**TASK REQUIREMENTS:** Keep every line where the word "Mean" appears; drop the rest.

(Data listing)
◇ ◇ ◇

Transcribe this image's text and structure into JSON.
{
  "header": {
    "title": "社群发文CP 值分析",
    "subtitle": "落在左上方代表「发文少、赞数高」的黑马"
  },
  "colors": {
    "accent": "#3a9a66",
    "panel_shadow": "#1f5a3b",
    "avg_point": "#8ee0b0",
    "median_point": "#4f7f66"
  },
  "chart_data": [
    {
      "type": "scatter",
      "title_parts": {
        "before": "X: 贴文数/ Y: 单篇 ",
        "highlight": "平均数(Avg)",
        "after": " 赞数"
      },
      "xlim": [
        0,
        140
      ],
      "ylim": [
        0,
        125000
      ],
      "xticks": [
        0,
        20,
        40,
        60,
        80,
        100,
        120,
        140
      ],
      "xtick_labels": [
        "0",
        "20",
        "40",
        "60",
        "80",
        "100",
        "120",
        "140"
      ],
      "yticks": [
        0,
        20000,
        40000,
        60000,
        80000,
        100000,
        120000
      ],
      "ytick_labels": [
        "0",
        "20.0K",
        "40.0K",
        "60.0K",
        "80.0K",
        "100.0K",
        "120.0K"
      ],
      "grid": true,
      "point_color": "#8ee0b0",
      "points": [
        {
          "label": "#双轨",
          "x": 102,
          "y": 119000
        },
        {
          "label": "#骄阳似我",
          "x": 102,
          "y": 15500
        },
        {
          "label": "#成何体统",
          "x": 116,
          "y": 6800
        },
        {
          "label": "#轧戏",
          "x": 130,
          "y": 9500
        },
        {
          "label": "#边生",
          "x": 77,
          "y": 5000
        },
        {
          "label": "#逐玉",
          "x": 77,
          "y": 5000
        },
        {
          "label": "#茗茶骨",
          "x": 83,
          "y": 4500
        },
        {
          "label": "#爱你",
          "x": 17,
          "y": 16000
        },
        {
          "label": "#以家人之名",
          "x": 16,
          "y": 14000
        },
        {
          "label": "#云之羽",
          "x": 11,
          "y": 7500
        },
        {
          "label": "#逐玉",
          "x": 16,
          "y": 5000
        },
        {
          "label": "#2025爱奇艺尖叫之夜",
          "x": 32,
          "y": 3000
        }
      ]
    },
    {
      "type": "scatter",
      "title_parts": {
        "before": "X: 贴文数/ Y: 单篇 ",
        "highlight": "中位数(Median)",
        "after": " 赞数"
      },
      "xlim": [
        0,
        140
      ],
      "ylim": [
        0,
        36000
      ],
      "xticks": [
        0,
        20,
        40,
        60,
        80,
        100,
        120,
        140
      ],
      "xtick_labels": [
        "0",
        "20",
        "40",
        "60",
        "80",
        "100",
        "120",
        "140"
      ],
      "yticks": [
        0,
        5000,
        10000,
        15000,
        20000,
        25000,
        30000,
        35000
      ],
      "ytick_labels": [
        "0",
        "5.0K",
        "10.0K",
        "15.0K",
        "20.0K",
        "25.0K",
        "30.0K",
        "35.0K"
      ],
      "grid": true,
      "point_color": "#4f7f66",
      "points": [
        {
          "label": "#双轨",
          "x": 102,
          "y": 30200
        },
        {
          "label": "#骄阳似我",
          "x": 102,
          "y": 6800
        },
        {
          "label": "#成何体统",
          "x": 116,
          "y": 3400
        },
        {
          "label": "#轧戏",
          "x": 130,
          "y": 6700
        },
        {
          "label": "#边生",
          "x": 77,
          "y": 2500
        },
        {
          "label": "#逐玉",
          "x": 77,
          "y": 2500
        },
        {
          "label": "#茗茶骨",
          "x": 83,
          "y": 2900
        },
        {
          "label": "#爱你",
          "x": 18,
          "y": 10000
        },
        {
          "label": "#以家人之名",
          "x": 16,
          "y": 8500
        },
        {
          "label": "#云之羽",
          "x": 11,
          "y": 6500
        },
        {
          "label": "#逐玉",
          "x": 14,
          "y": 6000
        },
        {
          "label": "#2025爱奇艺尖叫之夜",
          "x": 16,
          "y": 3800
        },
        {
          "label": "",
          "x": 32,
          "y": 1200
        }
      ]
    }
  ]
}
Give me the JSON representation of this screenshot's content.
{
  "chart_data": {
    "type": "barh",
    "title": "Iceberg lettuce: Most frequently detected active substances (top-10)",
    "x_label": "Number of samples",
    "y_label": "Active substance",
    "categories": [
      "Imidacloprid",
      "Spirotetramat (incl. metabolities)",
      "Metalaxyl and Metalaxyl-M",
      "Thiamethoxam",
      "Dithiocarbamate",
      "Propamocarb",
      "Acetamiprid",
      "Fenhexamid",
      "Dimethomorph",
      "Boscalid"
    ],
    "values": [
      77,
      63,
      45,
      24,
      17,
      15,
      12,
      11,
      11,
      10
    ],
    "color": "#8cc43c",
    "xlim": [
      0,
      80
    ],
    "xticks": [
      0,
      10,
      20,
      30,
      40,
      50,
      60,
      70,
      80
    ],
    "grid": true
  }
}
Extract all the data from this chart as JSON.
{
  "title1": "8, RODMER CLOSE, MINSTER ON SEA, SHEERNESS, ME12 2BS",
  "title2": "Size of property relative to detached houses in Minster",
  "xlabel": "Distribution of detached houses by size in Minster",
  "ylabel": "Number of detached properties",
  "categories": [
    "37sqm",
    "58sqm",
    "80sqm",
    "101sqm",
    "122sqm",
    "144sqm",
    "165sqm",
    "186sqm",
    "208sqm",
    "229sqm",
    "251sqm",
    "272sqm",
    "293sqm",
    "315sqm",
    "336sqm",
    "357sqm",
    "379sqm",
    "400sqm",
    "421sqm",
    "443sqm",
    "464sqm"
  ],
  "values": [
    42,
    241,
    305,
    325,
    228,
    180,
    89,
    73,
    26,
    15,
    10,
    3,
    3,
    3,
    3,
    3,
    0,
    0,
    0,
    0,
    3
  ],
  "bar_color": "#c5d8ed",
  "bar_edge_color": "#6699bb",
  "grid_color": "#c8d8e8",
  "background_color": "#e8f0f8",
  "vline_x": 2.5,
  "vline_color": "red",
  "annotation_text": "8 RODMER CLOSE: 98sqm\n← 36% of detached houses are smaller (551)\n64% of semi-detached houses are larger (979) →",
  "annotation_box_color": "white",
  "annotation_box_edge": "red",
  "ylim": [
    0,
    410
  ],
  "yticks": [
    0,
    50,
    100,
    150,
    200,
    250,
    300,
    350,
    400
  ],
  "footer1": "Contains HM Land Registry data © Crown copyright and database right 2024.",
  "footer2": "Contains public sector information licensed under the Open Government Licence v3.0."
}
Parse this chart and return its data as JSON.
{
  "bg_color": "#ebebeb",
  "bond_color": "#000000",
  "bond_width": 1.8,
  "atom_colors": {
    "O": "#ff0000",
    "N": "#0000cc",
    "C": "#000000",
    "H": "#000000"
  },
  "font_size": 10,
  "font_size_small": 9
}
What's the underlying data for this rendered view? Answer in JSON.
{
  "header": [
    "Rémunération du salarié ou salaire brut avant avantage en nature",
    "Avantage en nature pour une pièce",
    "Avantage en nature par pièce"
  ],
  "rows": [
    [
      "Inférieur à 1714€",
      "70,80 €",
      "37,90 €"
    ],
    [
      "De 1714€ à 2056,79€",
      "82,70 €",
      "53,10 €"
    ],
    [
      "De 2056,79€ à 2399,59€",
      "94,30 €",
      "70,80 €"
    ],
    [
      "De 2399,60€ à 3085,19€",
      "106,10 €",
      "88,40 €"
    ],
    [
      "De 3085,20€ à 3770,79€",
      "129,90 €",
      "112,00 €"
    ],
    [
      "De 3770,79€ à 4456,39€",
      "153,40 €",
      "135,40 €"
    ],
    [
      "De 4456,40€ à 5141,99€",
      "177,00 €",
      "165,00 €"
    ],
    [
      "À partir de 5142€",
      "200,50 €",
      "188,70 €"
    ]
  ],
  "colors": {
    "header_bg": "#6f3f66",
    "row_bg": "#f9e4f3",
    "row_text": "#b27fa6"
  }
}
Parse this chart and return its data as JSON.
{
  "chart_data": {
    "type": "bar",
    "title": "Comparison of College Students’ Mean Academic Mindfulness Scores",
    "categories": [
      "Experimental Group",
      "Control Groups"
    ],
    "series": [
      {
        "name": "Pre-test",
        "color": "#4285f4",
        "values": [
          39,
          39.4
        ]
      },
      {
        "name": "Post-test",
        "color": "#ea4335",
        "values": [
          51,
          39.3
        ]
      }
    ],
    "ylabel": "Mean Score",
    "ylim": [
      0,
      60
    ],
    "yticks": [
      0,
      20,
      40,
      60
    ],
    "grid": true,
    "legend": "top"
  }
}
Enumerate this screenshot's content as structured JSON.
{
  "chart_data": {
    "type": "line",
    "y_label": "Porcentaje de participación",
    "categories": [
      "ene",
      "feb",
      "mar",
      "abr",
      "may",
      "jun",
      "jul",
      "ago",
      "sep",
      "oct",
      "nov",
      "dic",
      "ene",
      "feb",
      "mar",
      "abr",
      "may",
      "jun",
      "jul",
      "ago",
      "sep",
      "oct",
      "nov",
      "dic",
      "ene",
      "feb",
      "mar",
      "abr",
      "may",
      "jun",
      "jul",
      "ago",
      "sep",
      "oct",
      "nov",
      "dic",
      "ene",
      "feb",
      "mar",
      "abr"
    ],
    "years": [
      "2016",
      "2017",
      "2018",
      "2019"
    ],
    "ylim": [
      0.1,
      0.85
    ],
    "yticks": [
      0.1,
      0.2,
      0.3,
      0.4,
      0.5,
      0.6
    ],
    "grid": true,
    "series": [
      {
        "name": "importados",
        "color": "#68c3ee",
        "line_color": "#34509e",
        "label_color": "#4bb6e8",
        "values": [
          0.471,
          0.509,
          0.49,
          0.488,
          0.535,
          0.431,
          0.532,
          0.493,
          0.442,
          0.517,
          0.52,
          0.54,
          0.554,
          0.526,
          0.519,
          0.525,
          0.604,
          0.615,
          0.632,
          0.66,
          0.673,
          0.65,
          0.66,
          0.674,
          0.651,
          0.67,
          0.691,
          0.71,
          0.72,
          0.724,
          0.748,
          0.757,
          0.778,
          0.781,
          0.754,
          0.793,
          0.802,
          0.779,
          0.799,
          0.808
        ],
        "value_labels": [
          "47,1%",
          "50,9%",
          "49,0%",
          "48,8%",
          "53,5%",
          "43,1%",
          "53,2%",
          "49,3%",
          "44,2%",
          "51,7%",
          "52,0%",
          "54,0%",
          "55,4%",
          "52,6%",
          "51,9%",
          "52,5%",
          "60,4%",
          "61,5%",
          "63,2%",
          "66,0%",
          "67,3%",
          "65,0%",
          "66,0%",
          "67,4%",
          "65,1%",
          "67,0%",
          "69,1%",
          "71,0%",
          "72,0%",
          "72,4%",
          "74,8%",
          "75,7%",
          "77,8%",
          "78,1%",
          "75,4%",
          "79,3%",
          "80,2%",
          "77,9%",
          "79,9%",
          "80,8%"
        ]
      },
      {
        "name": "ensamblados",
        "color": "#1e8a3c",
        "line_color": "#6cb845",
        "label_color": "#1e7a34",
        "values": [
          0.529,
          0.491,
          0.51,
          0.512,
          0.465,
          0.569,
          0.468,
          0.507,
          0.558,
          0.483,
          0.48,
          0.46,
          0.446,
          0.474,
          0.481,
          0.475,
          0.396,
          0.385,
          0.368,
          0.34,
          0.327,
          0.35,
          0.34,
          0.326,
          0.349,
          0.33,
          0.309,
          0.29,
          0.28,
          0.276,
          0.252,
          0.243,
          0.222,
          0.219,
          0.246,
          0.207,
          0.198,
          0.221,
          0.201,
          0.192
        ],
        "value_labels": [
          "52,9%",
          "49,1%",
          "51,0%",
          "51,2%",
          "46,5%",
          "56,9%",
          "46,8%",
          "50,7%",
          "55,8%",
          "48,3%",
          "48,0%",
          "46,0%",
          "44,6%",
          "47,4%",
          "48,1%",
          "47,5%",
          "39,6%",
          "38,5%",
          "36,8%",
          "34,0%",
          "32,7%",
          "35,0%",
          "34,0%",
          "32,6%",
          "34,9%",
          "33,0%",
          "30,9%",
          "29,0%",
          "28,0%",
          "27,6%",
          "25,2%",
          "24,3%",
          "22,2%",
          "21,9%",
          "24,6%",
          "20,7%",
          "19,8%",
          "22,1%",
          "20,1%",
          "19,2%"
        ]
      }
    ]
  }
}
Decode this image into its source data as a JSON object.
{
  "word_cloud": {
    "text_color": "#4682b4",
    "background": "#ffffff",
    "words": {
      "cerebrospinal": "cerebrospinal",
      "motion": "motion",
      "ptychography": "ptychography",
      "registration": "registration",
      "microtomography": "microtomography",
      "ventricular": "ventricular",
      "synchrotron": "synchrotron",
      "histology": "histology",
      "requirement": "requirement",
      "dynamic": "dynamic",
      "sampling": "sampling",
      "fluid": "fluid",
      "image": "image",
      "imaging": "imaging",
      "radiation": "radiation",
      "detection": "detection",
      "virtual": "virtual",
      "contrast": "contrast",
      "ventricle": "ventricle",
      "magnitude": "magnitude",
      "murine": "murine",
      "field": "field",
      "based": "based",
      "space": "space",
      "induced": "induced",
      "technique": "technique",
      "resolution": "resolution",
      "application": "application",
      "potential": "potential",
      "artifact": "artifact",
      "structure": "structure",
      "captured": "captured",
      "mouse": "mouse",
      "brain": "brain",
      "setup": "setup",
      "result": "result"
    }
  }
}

◇ ◇ ◇

**EXERCISE OUTPUT:**
    "title": "Comparison of College Students’ Mean Academic Mindfulness Scores",
    "ylabel": "Mean Score",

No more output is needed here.